For this exercise, copy out each line of the material below that includes "could".

╭─ Extracted data

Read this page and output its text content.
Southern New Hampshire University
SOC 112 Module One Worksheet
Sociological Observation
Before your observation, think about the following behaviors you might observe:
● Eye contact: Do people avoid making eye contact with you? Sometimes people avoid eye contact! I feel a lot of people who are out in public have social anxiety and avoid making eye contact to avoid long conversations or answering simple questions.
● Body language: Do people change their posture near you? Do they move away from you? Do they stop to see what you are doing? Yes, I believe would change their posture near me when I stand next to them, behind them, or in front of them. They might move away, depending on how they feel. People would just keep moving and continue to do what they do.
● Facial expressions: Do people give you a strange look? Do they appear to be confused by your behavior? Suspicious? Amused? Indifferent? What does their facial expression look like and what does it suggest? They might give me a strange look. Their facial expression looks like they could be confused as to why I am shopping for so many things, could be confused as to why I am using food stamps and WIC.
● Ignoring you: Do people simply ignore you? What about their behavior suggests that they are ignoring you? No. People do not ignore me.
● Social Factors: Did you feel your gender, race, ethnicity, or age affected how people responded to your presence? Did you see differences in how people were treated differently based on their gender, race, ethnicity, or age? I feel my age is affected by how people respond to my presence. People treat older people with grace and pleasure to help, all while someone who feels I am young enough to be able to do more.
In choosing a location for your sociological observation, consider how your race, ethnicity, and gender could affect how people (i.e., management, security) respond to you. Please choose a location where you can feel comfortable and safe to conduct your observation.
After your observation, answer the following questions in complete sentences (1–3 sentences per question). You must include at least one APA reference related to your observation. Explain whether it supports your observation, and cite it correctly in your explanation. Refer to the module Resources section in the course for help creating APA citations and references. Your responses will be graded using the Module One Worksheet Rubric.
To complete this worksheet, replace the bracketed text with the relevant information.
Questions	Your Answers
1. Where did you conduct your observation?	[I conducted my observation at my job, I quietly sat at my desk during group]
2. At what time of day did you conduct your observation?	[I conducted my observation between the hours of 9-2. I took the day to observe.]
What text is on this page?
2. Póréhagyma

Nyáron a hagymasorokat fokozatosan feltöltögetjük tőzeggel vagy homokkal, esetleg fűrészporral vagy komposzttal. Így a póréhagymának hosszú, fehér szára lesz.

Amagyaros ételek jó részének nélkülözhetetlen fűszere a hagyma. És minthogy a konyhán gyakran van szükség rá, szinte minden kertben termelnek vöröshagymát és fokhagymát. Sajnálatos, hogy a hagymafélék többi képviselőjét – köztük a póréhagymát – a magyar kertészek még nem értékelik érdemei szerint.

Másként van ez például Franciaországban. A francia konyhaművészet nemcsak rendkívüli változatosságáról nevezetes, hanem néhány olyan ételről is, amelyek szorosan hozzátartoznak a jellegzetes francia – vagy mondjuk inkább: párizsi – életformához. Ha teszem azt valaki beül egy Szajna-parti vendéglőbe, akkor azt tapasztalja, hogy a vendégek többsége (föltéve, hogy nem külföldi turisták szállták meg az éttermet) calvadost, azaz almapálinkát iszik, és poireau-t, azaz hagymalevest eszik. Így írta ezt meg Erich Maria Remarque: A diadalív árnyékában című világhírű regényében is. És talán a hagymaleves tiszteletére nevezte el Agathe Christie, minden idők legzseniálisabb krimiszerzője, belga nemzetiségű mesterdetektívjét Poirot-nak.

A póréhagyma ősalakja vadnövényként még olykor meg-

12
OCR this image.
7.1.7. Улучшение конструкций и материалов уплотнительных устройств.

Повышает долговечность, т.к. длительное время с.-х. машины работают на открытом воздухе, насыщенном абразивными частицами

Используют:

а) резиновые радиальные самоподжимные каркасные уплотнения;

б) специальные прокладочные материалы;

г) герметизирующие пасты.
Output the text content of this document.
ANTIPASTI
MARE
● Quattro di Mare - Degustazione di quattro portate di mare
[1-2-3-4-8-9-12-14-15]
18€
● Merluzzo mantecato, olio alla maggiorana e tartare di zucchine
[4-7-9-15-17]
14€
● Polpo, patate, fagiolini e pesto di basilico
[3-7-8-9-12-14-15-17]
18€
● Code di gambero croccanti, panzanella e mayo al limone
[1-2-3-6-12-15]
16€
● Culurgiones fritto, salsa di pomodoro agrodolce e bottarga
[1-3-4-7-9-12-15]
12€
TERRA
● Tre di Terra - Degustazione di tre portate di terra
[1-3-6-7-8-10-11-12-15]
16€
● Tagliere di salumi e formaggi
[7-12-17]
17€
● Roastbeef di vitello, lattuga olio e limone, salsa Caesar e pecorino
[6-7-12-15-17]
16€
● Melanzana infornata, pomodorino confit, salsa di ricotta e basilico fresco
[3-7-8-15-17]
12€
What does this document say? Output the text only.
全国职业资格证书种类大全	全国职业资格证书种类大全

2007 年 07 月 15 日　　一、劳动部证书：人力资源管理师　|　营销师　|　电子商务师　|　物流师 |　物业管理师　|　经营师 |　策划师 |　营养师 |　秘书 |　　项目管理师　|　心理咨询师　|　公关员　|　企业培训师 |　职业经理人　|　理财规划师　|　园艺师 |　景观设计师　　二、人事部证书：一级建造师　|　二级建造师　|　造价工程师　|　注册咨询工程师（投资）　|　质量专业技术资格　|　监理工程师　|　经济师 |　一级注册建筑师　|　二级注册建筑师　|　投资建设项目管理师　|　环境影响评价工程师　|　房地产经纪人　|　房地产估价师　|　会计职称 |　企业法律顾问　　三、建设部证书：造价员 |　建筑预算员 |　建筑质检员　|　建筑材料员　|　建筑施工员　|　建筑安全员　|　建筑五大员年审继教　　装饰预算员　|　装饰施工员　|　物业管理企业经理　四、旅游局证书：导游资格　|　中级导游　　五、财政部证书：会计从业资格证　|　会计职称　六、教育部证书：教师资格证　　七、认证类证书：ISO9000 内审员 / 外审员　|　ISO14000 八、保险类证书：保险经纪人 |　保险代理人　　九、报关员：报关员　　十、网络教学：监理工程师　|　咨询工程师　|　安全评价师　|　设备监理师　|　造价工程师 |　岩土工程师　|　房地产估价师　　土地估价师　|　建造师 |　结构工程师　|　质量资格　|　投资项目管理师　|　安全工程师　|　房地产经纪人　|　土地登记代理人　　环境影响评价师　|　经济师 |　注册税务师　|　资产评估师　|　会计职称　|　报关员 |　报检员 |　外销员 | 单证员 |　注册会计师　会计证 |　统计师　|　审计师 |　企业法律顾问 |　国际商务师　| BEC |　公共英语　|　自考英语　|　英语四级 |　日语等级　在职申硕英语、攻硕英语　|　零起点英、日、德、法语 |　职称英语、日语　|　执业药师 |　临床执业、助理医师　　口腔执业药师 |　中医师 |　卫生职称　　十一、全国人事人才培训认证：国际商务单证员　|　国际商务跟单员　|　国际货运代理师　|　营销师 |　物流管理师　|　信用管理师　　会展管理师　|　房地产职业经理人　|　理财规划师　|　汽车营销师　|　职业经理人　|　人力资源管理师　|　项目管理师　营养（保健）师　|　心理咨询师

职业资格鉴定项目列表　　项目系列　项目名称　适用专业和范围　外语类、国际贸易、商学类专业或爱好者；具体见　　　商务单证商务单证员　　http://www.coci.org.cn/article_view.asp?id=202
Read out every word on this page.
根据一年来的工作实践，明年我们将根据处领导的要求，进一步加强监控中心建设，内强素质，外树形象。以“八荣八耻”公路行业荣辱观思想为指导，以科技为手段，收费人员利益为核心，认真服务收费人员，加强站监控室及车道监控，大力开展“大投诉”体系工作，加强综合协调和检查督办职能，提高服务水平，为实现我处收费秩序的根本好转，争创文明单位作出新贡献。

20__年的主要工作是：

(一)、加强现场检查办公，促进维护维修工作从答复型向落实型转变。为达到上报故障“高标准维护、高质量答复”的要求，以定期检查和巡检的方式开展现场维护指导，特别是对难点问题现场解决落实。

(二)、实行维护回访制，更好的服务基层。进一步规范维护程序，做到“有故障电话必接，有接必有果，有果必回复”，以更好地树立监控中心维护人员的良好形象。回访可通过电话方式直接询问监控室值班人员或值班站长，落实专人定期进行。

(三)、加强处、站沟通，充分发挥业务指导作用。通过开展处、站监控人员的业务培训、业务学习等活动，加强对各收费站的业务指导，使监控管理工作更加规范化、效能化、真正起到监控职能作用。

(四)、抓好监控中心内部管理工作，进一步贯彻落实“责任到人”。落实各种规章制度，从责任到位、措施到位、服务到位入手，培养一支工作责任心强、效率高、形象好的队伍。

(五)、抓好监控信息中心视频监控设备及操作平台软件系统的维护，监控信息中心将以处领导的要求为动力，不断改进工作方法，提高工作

╰─

• [Task output]:
● Facial expressions: Do people give you a strange look? Do they appear to be confused by your behavior? Suspicious? Amused? Indifferent? What does their facial expression look like and what does it suggest? They might give me a strange look. Their facial expression looks like they could be confused as to why I am shopping for so many things, could be confused as to why I am using food stamps and WIC.
In choosing a location for your sociological observation, consider how your race, ethnicity, and gender could affect how people (i.e., management, security) respond to you. Please choose a location where you can feel comfortable and safe to conduct your observation.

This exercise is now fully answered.